• **Information given**:
---*---
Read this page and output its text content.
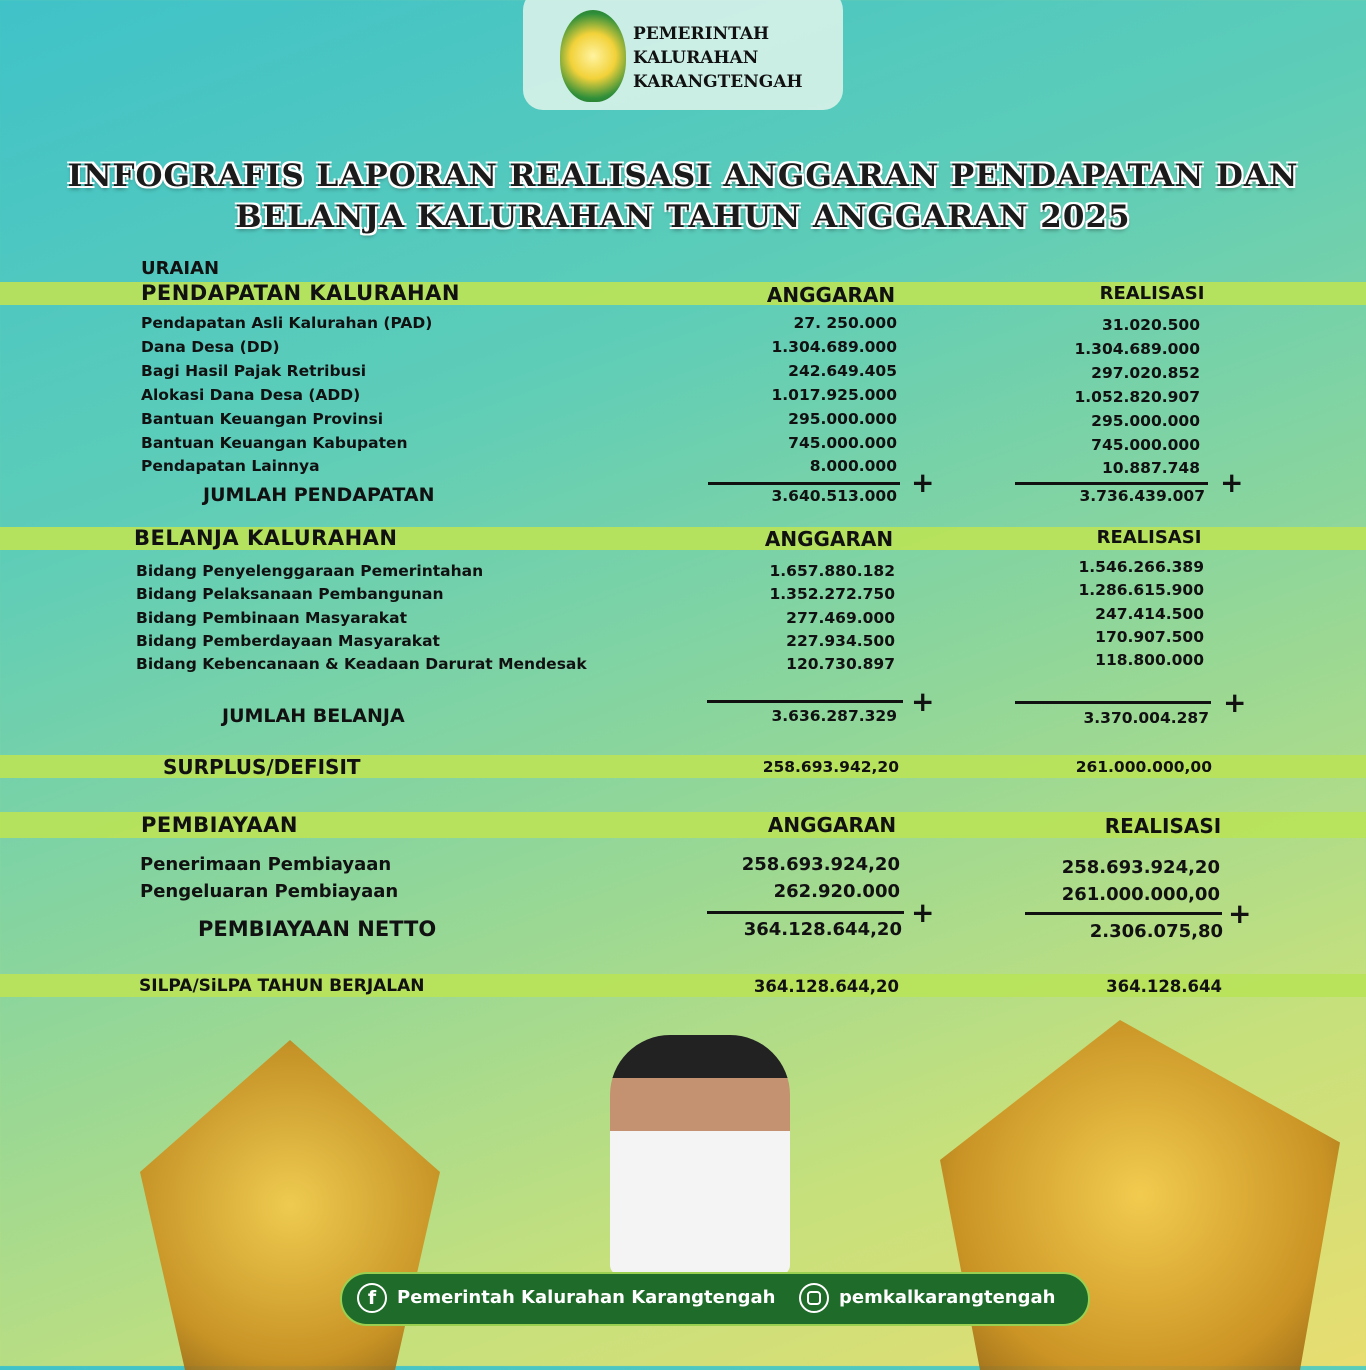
PEMERINTAH
KALURAHAN
KARANGTENGAH
INFOGRAFIS LAPORAN REALISASI ANGGARAN PENDAPATAN DAN
BELANJA KALURAHAN TAHUN ANGGARAN 2025
URAIAN
PENDAPATAN KALURAHAN	ANGGARAN	REALISASI
Pendapatan Asli Kalurahan (PAD)	27. 250.000	31.020.500
Dana Desa (DD)	1.304.689.000	1.304.689.000
Bagi Hasil Pajak Retribusi	242.649.405	297.020.852
Alokasi Dana Desa (ADD)	1.017.925.000	1.052.820.907
Bantuan Keuangan Provinsi	295.000.000	295.000.000
Bantuan Keuangan Kabupaten	745.000.000	745.000.000
Pendapatan Lainnya	8.000.000	10.887.748
+	+
JUMLAH PENDAPATAN	3.640.513.000	3.736.439.007
BELANJA KALURAHAN	ANGGARAN	REALISASI
Bidang Penyelenggaraan Pemerintahan	1.657.880.182	1.546.266.389
Bidang Pelaksanaan Pembangunan	1.352.272.750	1.286.615.900
Bidang Pembinaan Masyarakat	277.469.000	247.414.500
Bidang Pemberdayaan Masyarakat	227.934.500	170.907.500
Bidang Kebencanaan & Keadaan Darurat Mendesak	120.730.897	118.800.000
+	+
JUMLAH BELANJA	3.636.287.329	3.370.004.287
SURPLUS/DEFISIT	258.693.942,20	261.000.000,00
PEMBIAYAAN	ANGGARAN	REALISASI
Penerimaan Pembiayaan	258.693.924,20	258.693.924,20
Pengeluaran Pembiayaan	262.920.000	261.000.000,00
+	+
PEMBIAYAAN NETTO	364.128.644,20	2.306.075,80
SILPA/SiLPA TAHUN BERJALAN	364.128.644,20	364.128.644
f	Pemerintah Kalurahan Karangtengah	pemkalkarangtengah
---*---
• **Task details**: Filter the listing for the word "ANGGARAN" and copy every line that holds it.

• **Reply to the task**:
INFOGRAFIS LAPORAN REALISASI ANGGARAN PENDAPATAN DAN
BELANJA KALURAHAN TAHUN ANGGARAN 2025
PENDAPATAN KALURAHAN	ANGGARAN	REALISASI
BELANJA KALURAHAN	ANGGARAN	REALISASI
PEMBIAYAAN	ANGGARAN	REALISASI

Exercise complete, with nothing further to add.